Large eddy simulation of compressible channel flow

Astract The present study is a contribution to the analysis of wall-bounded compressible flows, including a special focus on wall modeling for compressible turbulent boundary layer in a plane channel. large eddy simulation (LES) of fully developed isothermal channel flows at Re = 3,000 and Re = 4,880 with a sufficient mesh refinement at the wall are carried out in the Mach number range 0.3 ≤ M ≤ 3 for two different source term formulations: first the classical extension of the incompressible configuration by Coleman et al. (J. Fluid Mech. 305:159–183, 1995), second a formulation presently derived to model both streamwise pressure drop and streamwise internal energy loss in a spatially developed compressible channel flow. It is shown that the second formulation is consistent with the spatial problem and yields a much stronger cooling effect at the wall than the classical formulation. Based on the present LES data bank, compressibility and low Reynolds number effects are analysed in terms of coherent structure and statistics. A study of the universality of the structure of the turbulence in non-hypersonic compressible boundary layers (M≤5) is performed in reference to Bradshaw (Annu. Rev. Fluid. Mech. 9:33–54, 1977). An improvement of the van Driest transformation is proposed; it accounts for both density and viscosity changes in the wall layer. Consistently, a new integral wall scaling (y ^c+) which accounts for strong temperature gradients at the wall is developed for the present non-adiabatic compressible flow. The modification of the strong Reynolds analogy proposed by Huang et al. (J. Fluid Mech. 305:185–218, 1995) to model the correlation between velocity and temperature for non-adiabatic wall layers is assessed on the basis of a Crocco–Busemann relation specific to channel flow. The key role of the mixing turbulent Prandtl number Pr _m is pointed out. Results show very good agreement for both source formulations although each of them involve a very different amount of energy transfer at the wall. The present work was performed within the framework of the French–German research initiative “large eddy simulation of complex flows’ (UR 507). The computing resources were provided by IDRIS-France. The authors gratefully acknowledge the financial support from the Centre National de la Recherche Scientifique (CNRS), the Centre d’été Mathématique de Recherche Avancée en Calcul Scientifique (CEMRACS) and the Direction Générale de l’Armement (DGA/D4S).

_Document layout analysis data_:
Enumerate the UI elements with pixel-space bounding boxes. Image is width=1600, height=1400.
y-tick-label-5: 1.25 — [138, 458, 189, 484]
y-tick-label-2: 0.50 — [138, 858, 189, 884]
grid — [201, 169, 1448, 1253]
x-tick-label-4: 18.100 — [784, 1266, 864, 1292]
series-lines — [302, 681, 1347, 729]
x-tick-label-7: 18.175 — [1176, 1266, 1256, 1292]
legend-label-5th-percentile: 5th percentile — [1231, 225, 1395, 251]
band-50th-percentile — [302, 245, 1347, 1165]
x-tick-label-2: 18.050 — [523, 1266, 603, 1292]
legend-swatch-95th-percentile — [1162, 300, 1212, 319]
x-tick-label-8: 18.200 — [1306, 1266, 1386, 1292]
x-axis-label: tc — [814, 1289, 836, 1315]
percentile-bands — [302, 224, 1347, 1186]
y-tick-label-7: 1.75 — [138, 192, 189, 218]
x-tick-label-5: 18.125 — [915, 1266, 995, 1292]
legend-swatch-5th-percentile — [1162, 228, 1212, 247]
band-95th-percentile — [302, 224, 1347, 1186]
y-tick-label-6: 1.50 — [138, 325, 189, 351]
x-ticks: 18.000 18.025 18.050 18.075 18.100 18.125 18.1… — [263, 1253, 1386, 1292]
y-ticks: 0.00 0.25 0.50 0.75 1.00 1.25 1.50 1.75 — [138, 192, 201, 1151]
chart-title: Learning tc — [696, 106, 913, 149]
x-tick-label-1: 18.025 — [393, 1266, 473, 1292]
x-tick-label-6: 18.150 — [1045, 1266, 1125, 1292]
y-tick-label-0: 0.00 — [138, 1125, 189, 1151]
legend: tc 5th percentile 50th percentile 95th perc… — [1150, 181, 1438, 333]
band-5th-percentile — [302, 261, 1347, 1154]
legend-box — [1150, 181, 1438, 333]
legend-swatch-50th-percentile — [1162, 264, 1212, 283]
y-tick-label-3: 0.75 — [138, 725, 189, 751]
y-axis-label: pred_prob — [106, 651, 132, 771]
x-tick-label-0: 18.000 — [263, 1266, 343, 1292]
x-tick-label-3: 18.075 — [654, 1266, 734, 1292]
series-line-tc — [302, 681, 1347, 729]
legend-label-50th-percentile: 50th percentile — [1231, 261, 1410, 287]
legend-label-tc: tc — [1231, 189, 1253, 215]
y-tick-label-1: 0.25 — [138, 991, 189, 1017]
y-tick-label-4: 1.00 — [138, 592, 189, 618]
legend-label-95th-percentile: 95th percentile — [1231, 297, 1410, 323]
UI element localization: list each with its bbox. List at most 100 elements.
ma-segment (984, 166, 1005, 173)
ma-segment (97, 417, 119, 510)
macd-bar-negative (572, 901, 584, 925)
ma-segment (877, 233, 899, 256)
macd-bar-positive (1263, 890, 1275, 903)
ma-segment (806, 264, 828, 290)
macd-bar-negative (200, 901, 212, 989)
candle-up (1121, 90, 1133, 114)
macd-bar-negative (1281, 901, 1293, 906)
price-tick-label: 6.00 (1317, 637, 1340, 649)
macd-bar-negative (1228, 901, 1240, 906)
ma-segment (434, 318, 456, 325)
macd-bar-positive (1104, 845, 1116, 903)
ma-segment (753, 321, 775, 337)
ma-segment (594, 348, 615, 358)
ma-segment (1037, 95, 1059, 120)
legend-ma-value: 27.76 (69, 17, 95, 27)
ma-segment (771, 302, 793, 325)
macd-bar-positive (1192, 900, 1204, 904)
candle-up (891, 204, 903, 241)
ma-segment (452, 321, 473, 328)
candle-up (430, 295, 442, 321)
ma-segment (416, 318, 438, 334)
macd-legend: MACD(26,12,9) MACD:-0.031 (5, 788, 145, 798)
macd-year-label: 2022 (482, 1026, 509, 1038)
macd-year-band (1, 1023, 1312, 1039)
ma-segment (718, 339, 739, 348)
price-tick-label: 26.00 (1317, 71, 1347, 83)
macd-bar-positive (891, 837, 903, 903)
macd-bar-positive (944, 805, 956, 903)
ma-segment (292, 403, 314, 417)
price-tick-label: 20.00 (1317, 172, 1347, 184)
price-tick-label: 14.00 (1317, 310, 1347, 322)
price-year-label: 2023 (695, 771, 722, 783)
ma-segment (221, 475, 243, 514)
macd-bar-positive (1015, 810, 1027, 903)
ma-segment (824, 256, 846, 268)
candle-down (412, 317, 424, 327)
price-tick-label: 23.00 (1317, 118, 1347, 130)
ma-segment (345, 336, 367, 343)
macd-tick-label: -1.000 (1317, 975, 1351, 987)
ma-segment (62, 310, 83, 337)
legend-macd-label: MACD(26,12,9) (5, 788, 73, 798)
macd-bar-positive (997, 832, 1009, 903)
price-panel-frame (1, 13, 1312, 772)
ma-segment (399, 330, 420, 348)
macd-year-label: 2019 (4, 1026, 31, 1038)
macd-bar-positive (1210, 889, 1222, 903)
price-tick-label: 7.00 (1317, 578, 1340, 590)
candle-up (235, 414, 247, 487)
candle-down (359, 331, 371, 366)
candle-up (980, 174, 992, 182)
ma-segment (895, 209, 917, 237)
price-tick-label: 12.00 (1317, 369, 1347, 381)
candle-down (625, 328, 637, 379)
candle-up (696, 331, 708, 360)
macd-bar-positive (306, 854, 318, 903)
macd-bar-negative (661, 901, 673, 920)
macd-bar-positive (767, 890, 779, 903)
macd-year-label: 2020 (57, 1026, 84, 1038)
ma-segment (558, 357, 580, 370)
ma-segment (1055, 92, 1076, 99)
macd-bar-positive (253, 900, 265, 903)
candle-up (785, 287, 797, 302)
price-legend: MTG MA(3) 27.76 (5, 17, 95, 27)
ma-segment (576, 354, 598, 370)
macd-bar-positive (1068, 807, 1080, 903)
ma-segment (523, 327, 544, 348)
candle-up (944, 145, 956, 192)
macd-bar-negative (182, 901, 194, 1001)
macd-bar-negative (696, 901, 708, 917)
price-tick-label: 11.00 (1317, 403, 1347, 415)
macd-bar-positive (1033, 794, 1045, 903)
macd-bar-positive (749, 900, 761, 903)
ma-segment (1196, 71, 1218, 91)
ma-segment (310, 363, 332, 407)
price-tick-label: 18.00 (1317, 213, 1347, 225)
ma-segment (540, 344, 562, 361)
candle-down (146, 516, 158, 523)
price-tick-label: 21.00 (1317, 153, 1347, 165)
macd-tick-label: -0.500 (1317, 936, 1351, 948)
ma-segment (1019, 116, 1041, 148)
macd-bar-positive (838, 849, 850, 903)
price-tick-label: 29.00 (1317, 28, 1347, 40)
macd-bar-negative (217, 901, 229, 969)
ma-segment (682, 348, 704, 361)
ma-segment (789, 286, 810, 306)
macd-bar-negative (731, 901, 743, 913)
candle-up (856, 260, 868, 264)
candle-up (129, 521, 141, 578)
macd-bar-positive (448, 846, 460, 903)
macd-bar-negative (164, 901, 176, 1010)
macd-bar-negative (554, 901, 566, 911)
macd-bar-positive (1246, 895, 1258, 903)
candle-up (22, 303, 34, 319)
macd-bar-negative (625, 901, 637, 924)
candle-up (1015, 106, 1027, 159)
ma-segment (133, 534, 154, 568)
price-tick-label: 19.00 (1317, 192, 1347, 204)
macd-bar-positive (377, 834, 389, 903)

_What the exercise asks_:
Using the abstract on compressible channel flow, answer these:
1. In what Mach number range are the simulations carried out?
2. Which transformation does the study propose to improve?
3. Who provided the computing resources?

_Your solution_:
1. 0.3 ≤ M ≤ 3
2. The van Driest transformation
3. IDRIS-France